*** DATA TO PROCESS ***
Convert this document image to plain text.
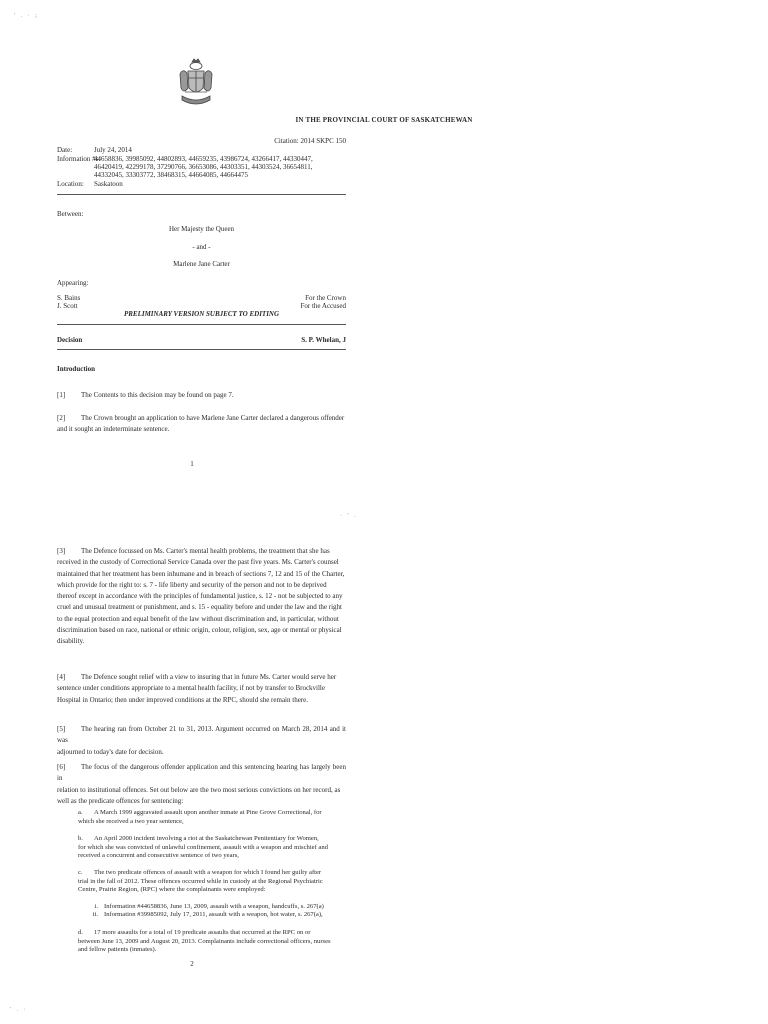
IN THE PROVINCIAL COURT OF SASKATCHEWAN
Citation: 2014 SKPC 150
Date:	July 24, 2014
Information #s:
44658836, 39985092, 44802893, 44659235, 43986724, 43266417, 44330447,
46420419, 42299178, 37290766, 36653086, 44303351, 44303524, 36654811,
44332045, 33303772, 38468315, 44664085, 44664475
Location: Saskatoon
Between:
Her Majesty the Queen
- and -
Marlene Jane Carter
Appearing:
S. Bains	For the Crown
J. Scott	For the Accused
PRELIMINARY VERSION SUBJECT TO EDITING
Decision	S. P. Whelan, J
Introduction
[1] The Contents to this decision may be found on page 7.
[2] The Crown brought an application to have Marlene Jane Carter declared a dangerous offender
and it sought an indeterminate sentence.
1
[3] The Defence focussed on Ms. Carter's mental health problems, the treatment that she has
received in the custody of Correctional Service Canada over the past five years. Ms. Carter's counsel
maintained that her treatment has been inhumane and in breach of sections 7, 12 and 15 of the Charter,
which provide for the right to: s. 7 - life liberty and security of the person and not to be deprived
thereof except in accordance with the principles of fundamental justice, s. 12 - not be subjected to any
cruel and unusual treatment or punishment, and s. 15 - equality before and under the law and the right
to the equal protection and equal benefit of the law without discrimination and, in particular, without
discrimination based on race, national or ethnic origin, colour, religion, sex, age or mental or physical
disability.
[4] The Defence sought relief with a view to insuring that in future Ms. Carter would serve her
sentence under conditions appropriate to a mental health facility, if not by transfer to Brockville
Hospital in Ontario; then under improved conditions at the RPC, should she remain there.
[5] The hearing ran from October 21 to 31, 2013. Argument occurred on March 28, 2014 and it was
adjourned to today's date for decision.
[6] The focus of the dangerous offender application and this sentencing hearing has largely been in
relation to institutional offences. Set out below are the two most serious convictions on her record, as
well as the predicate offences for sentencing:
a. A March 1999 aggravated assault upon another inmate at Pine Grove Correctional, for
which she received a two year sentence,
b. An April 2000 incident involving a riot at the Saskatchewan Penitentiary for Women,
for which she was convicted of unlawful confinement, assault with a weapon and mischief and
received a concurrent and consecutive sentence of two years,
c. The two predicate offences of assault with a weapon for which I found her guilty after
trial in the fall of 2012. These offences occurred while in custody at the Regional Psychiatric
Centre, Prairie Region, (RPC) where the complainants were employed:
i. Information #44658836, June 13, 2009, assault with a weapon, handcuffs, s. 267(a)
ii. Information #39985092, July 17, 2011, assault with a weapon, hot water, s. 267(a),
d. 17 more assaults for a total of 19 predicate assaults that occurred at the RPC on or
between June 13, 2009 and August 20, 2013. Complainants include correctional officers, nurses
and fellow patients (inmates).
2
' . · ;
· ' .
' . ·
***
*** DATA TO PROCESS ***
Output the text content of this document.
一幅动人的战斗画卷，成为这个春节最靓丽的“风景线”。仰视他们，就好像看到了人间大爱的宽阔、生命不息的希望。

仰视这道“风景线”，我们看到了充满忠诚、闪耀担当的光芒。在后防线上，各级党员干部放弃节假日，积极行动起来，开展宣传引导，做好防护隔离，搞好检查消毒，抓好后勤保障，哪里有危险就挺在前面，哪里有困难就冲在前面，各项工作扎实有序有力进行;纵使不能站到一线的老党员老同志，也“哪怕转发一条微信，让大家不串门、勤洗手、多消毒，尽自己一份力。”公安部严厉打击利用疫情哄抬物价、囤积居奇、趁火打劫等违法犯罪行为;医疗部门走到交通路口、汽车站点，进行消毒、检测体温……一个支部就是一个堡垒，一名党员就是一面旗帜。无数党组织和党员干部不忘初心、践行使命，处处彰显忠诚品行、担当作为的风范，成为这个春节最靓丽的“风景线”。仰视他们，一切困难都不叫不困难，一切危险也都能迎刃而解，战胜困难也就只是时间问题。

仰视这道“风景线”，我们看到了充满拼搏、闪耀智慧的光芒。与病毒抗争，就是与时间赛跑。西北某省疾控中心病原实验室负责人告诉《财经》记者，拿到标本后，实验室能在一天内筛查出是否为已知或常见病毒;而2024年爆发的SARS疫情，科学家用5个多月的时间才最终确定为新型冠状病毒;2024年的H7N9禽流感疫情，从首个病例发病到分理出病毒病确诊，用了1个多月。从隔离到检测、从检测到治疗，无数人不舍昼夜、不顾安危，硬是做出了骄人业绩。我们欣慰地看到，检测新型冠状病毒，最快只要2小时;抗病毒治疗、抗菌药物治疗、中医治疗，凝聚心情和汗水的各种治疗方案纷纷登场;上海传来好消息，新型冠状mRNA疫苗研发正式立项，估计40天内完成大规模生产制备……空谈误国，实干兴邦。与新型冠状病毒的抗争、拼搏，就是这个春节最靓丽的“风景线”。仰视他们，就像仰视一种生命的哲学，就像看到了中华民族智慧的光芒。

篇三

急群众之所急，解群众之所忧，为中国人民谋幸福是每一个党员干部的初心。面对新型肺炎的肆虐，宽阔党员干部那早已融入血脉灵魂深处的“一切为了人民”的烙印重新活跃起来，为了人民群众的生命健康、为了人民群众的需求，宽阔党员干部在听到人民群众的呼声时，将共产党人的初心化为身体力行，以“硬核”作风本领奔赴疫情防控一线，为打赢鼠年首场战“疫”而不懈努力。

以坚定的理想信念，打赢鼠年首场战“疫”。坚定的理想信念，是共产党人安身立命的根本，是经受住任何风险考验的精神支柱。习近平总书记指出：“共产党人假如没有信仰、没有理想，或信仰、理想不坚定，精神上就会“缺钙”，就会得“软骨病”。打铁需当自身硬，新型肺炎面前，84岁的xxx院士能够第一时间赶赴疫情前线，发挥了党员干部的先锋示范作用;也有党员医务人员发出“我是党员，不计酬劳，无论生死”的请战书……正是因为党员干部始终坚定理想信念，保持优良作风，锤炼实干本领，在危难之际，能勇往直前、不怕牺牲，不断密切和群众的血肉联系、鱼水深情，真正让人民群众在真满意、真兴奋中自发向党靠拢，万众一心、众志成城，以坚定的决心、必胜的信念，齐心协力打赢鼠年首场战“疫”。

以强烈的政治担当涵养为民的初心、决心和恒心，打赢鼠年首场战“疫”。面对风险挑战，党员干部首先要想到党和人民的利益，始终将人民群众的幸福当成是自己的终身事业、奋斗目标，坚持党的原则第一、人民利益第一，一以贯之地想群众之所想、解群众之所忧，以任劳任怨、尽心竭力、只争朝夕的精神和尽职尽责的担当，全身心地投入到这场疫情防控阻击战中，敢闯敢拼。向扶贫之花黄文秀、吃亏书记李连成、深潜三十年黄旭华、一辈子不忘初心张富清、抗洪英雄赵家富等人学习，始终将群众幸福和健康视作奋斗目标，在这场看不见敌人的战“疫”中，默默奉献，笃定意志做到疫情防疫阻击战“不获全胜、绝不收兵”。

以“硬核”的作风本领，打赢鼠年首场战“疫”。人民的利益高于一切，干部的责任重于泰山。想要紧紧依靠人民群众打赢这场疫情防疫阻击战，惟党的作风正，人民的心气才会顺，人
***
WHAT YOU ARE ASKED TO DO. Search the entries for the word "dangerous", then list each line that holds it.

PROBLEM SOLUTION.
[2] The Crown brought an application to have Marlene Jane Carter declared a dangerous offender
[6] The focus of the dangerous offender application and this sentencing hearing has largely been in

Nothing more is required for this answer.